**EXERCISE REQUIREMENTS**
Every entry must be repeated exactly. Exclude all pictures.

◇ ◇ ◇ ◇ ◇

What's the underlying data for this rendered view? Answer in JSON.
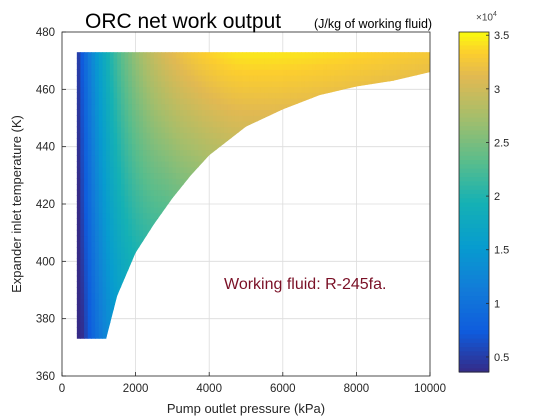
{
  "chart_data": {
    "type": "heatmap",
    "title": "ORC net work output",
    "subtitle": "(J/kg of working fluid)",
    "xlabel": "Pump outlet pressure (kPa)",
    "ylabel": "Expander inlet temperature (K)",
    "xlim": [
      0,
      10000
    ],
    "ylim": [
      360,
      480
    ],
    "xticks": [
      0,
      2000,
      4000,
      6000,
      8000,
      10000
    ],
    "yticks": [
      360,
      380,
      400,
      420,
      440,
      460,
      480
    ],
    "grid": true,
    "annotation": "Working fluid: R-245fa.",
    "colormap": "parula",
    "colorbar": {
      "range": [
        3600,
        35300
      ],
      "ticks": [
        5000,
        10000,
        15000,
        20000,
        25000,
        30000,
        35000
      ],
      "tick_labels": [
        "0.5",
        "1",
        "1.5",
        "2",
        "2.5",
        "3",
        "3.5"
      ],
      "exponent_label": "×10",
      "exponent": "4"
    },
    "domain": {
      "p_min": 400,
      "p_max": 10000,
      "t_min": 373,
      "t_max": 473,
      "saturation_boundary": [
        {
          "p": 400,
          "t": 373
        },
        {
          "p": 1200,
          "t": 373
        },
        {
          "p": 1500,
          "t": 388
        },
        {
          "p": 2000,
          "t": 403
        },
        {
          "p": 2500,
          "t": 413
        },
        {
          "p": 3000,
          "t": 422
        },
        {
          "p": 3500,
          "t": 430
        },
        {
          "p": 4000,
          "t": 437
        },
        {
          "p": 5000,
          "t": 447
        },
        {
          "p": 6000,
          "t": 453
        },
        {
          "p": 7000,
          "t": 458
        },
        {
          "p": 8000,
          "t": 461
        },
        {
          "p": 9000,
          "t": 463
        },
        {
          "p": 10000,
          "t": 466
        }
      ]
    },
    "value_samples": [
      {
        "p": 400,
        "t": 373,
        "value": 4000
      },
      {
        "p": 400,
        "t": 473,
        "value": 4000
      },
      {
        "p": 1000,
        "t": 473,
        "value": 22000
      },
      {
        "p": 1000,
        "t": 380,
        "value": 14000
      },
      {
        "p": 2000,
        "t": 473,
        "value": 31000
      },
      {
        "p": 2000,
        "t": 410,
        "value": 22000
      },
      {
        "p": 3500,
        "t": 473,
        "value": 34500
      },
      {
        "p": 4000,
        "t": 445,
        "value": 29000
      },
      {
        "p": 6000,
        "t": 473,
        "value": 35000
      },
      {
        "p": 6000,
        "t": 458,
        "value": 30000
      },
      {
        "p": 10000,
        "t": 473,
        "value": 33000
      },
      {
        "p": 10000,
        "t": 467,
        "value": 29000
      }
    ]
  }
}
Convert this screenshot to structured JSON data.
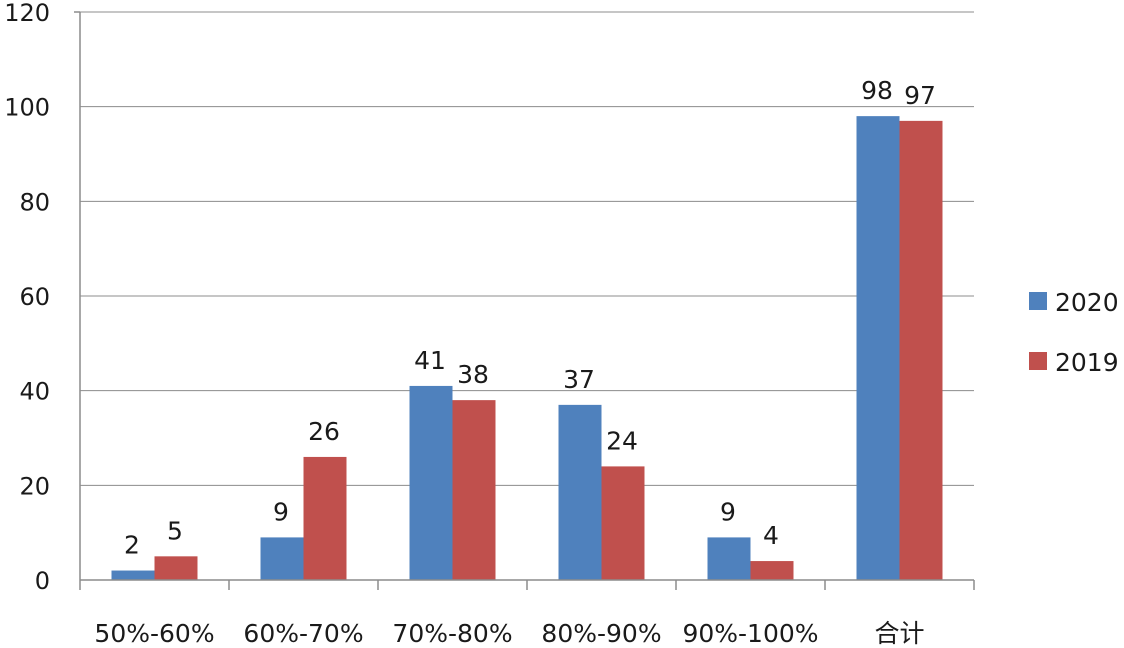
{
  "chart_data": {
    "type": "bar",
    "categories": [
      "50%-60%",
      "60%-70%",
      "70%-80%",
      "80%-90%",
      "90%-100%",
      "合计"
    ],
    "series": [
      {
        "name": "2020",
        "color": "#4F81BD",
        "values": [
          2,
          9,
          41,
          37,
          9,
          98
        ]
      },
      {
        "name": "2019",
        "color": "#C0504D",
        "values": [
          5,
          26,
          38,
          24,
          4,
          97
        ]
      }
    ],
    "ylim": [
      0,
      120
    ],
    "yticks": [
      0,
      20,
      40,
      60,
      80,
      100,
      120
    ],
    "grid": true,
    "legend": "right",
    "data_labels": true
  }
}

◇ ◇ ◇ ◇ ◇

**OUTPUT BELOW**
What's the underlying data for this rendered view? Answer in JSON.
{
  "chart_data": {
    "type": "heatmap",
    "title": "ORC net work output",
    "subtitle": "(J/kg of working fluid)",
    "xlabel": "Pump outlet pressure (kPa)",
    "ylabel": "Expander inlet temperature (K)",
    "xlim": [
      0,
      10000
    ],
    "ylim": [
      360,
      480
    ],
    "xticks": [
      0,
      2000,
      4000,
      6000,
      8000,
      10000
    ],
    "yticks": [
      360,
      380,
      400,
      420,
      440,
      460,
      480
    ],
    "grid": true,
    "annotation": "Working fluid: R-245fa.",
    "colormap": "parula",
    "colorbar": {
      "range": [
        3600,
        35300
      ],
      "ticks": [
        5000,
        10000,
        15000,
        20000,
        25000,
        30000,
        35000
      ],
      "tick_labels": [
        "0.5",
        "1",
        "1.5",
        "2",
        "2.5",
        "3",
        "3.5"
      ],
      "exponent_label": "×10",
      "exponent": "4"
    },
    "domain": {
      "p_min": 400,
      "p_max": 10000,
      "t_min": 373,
      "t_max": 473,
      "saturation_boundary": [
        {
          "p": 400,
          "t": 373
        },
        {
          "p": 1200,
          "t": 373
        },
        {
          "p": 1500,
          "t": 388
        },
        {
          "p": 2000,
          "t": 403
        },
        {
          "p": 2500,
          "t": 413
        },
        {
          "p": 3000,
          "t": 422
        },
        {
          "p": 3500,
          "t": 430
        },
        {
          "p": 4000,
          "t": 437
        },
        {
          "p": 5000,
          "t": 447
        },
        {
          "p": 6000,
          "t": 453
        },
        {
          "p": 7000,
          "t": 458
        },
        {
          "p": 8000,
          "t": 461
        },
        {
          "p": 9000,
          "t": 463
        },
        {
          "p": 10000,
          "t": 466
        }
      ]
    },
    "value_samples": [
      {
        "p": 400,
        "t": 373,
        "value": 4000
      },
      {
        "p": 400,
        "t": 473,
        "value": 4000
      },
      {
        "p": 1000,
        "t": 473,
        "value": 22000
      },
      {
        "p": 1000,
        "t": 380,
        "value": 14000
      },
      {
        "p": 2000,
        "t": 473,
        "value": 31000
      },
      {
        "p": 2000,
        "t": 410,
        "value": 22000
      },
      {
        "p": 3500,
        "t": 473,
        "value": 34500
      },
      {
        "p": 4000,
        "t": 445,
        "value": 29000
      },
      {
        "p": 6000,
        "t": 473,
        "value": 35000
      },
      {
        "p": 6000,
        "t": 458,
        "value": 30000
      },
      {
        "p": 10000,
        "t": 473,
        "value": 33000
      },
      {
        "p": 10000,
        "t": 467,
        "value": 29000
      }
    ]
  }
}
Convert this screenshot to structured JSON data.
{
  "chart_data": {
    "type": "bar",
    "categories": [
      "50%-60%",
      "60%-70%",
      "70%-80%",
      "80%-90%",
      "90%-100%",
      "合计"
    ],
    "series": [
      {
        "name": "2020",
        "color": "#4F81BD",
        "values": [
          2,
          9,
          41,
          37,
          9,
          98
        ]
      },
      {
        "name": "2019",
        "color": "#C0504D",
        "values": [
          5,
          26,
          38,
          24,
          4,
          97
        ]
      }
    ],
    "ylim": [
      0,
      120
    ],
    "yticks": [
      0,
      20,
      40,
      60,
      80,
      100,
      120
    ],
    "grid": true,
    "legend": "right",
    "data_labels": true
  }
}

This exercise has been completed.